> **What you need to do**
Extract the lines that hold the string "Besant".

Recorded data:
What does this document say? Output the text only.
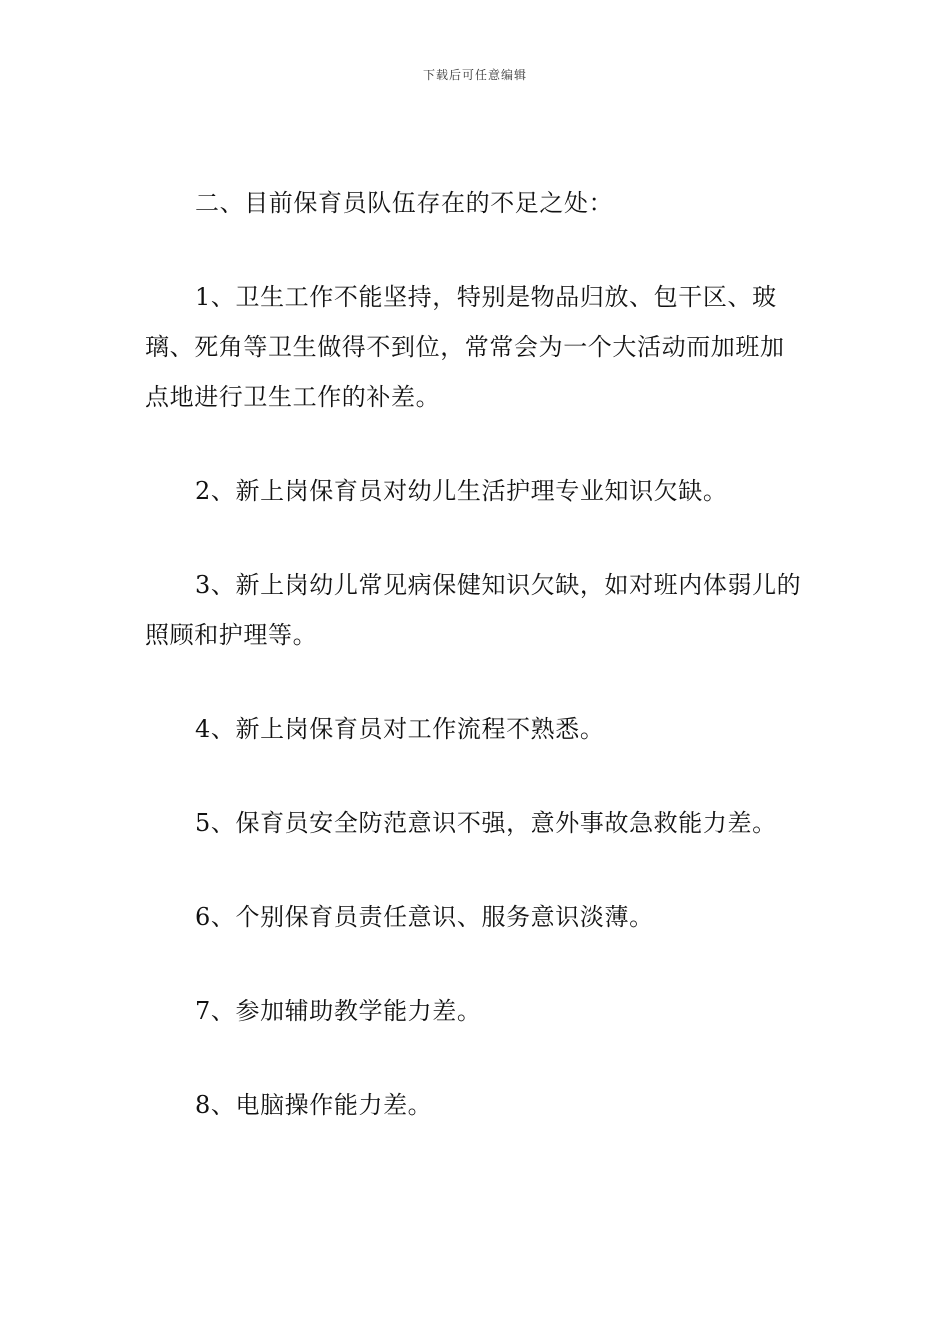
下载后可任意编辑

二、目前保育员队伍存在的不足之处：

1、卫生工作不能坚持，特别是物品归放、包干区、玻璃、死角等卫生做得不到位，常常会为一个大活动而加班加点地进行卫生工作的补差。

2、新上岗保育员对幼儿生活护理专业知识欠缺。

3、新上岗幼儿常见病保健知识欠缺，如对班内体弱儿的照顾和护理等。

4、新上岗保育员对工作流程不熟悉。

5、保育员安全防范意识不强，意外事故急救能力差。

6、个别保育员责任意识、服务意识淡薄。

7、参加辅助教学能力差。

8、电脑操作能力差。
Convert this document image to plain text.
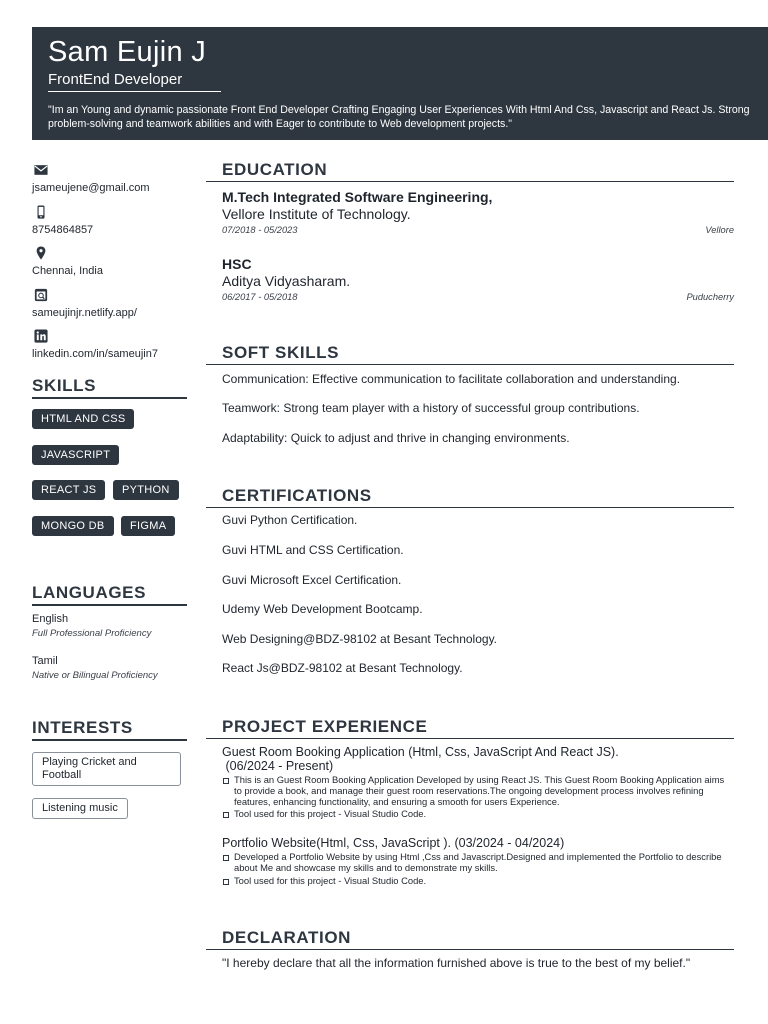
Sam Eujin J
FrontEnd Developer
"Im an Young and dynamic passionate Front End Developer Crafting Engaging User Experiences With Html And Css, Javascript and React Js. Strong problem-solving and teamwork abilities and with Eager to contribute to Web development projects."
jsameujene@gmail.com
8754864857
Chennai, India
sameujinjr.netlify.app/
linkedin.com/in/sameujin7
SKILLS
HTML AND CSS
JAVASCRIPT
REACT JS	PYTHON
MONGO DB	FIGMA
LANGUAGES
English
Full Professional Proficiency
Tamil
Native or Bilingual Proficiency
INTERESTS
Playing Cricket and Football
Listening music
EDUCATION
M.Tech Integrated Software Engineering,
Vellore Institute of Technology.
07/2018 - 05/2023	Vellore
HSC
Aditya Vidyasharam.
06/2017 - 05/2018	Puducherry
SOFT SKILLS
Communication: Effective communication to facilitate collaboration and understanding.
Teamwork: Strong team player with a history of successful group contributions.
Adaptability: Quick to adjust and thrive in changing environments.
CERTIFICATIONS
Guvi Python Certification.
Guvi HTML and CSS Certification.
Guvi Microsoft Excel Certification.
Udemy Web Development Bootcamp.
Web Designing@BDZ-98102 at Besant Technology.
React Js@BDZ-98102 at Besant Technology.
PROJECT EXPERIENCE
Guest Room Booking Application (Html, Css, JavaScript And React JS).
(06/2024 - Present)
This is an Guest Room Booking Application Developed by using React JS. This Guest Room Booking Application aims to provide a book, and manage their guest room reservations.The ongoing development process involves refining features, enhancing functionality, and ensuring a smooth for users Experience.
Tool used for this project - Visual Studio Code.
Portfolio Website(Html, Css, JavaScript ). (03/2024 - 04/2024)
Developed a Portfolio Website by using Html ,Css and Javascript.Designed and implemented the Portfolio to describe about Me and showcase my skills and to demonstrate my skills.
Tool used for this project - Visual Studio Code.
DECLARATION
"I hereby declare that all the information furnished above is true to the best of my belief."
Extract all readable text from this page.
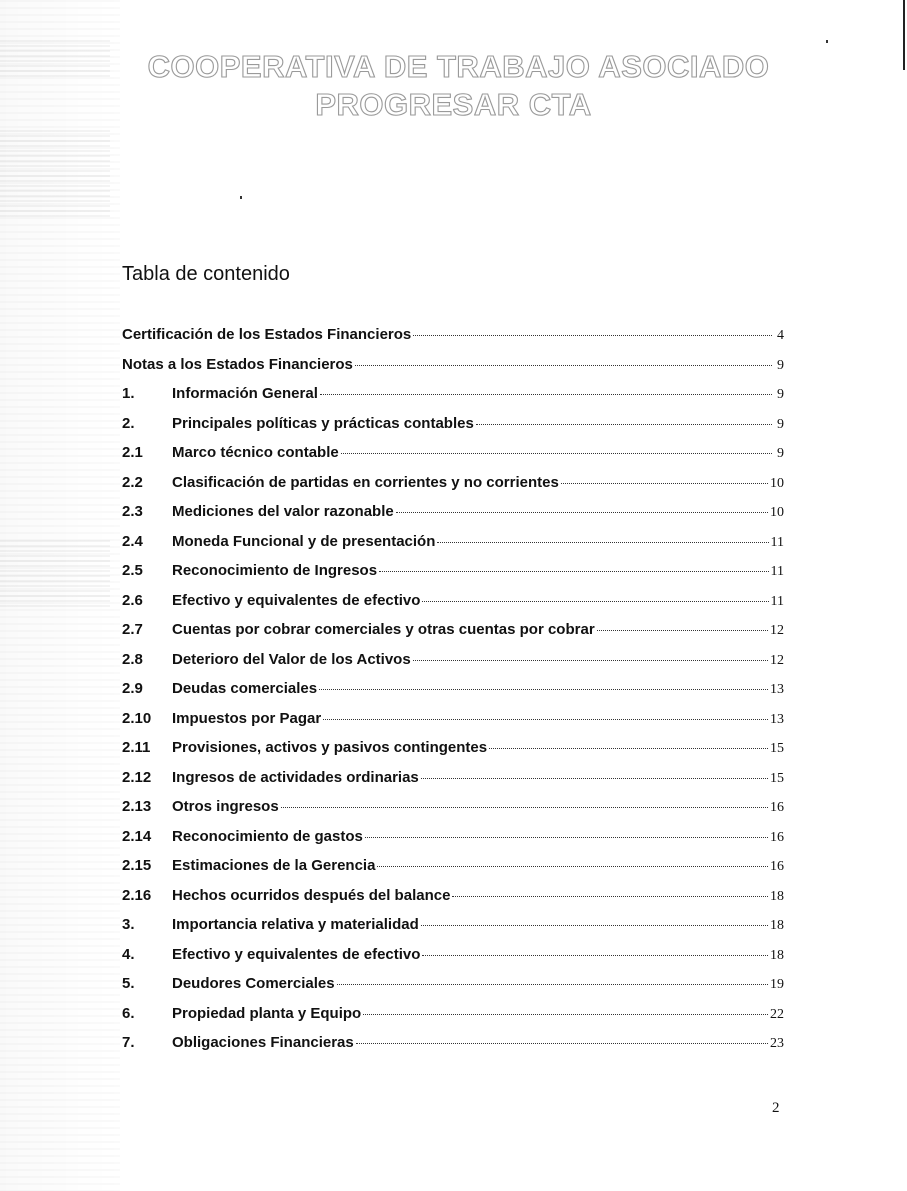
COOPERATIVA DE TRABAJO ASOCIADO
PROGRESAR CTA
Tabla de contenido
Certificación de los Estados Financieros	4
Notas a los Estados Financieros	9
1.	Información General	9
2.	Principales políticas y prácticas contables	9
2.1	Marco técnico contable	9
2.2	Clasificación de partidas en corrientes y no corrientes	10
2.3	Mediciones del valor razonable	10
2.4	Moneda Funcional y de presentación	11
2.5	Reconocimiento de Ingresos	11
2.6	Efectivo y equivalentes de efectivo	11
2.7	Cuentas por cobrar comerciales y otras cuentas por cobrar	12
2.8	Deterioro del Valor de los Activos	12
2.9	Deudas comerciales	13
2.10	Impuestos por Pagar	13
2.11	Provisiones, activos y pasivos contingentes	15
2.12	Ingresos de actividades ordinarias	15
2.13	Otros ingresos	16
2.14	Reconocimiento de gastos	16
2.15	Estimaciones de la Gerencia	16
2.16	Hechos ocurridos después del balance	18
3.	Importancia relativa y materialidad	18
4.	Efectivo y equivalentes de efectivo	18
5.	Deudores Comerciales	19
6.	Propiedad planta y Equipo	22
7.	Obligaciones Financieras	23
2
==
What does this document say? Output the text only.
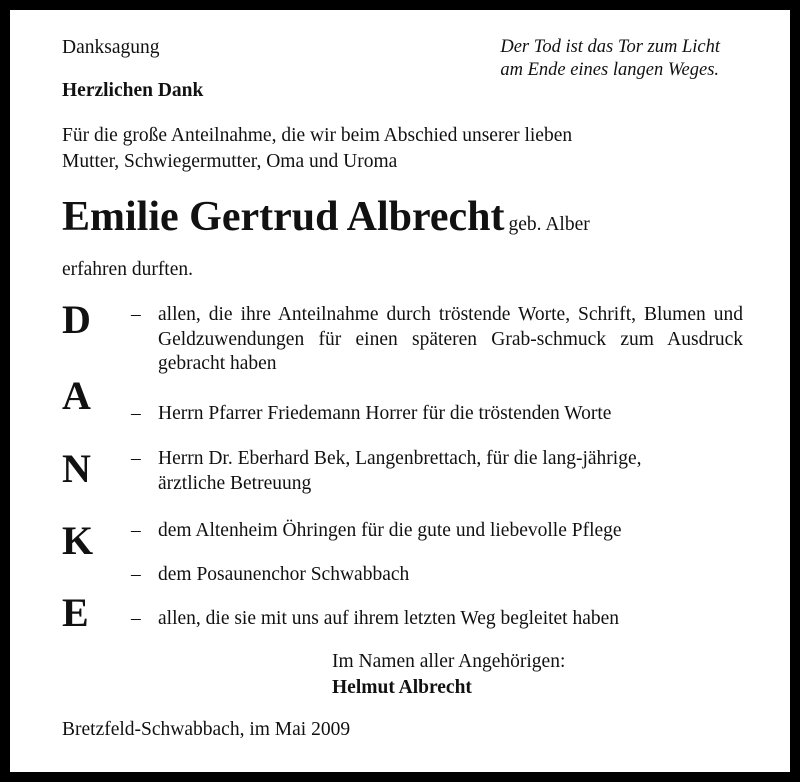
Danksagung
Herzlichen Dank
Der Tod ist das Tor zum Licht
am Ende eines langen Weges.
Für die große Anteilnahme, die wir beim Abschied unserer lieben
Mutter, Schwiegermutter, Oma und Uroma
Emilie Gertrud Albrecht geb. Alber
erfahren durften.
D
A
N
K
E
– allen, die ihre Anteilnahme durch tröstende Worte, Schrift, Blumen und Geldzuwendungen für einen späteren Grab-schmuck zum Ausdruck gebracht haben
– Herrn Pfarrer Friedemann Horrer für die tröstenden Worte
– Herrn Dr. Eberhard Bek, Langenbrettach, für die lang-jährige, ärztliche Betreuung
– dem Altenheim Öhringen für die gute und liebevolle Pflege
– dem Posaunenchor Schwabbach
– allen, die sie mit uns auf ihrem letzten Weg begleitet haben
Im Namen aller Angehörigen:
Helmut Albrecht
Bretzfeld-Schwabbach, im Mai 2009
* * *
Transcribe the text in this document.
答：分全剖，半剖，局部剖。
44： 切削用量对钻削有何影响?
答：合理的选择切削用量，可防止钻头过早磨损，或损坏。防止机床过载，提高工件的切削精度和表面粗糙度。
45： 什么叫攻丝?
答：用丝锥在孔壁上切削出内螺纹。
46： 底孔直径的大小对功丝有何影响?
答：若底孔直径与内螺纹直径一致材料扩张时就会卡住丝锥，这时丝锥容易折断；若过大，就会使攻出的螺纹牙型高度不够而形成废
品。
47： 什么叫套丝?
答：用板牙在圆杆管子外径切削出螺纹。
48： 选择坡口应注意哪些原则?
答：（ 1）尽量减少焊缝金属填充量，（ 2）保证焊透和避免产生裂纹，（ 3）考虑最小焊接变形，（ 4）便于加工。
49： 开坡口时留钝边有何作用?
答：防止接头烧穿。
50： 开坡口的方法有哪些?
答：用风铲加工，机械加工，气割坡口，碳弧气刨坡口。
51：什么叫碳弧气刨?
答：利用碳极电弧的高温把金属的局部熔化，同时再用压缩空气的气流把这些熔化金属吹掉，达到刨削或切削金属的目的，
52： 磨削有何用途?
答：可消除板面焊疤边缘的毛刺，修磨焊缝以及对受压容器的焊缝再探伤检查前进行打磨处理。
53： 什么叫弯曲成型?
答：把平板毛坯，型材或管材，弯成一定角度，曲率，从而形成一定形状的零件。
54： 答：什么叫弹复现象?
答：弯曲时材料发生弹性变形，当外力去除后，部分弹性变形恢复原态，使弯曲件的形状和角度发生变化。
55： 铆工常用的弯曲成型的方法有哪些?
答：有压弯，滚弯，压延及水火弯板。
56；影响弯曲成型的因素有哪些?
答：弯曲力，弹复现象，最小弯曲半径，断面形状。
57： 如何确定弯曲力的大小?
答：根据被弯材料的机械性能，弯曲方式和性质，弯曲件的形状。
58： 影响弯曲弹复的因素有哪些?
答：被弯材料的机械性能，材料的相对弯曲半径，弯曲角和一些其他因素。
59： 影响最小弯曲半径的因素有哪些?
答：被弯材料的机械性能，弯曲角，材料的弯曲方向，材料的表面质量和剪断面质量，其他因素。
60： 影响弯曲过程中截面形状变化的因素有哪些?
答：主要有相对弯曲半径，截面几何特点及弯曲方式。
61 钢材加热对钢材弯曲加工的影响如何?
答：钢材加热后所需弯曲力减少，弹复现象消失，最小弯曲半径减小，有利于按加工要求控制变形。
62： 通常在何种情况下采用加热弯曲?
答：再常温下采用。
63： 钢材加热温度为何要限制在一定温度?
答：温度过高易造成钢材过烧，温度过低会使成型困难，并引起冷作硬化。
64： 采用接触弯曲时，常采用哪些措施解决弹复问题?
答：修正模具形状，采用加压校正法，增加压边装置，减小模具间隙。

> **Right answer**
Web Designing@BDZ-98102 at Besant Technology.
React Js@BDZ-98102 at Besant Technology.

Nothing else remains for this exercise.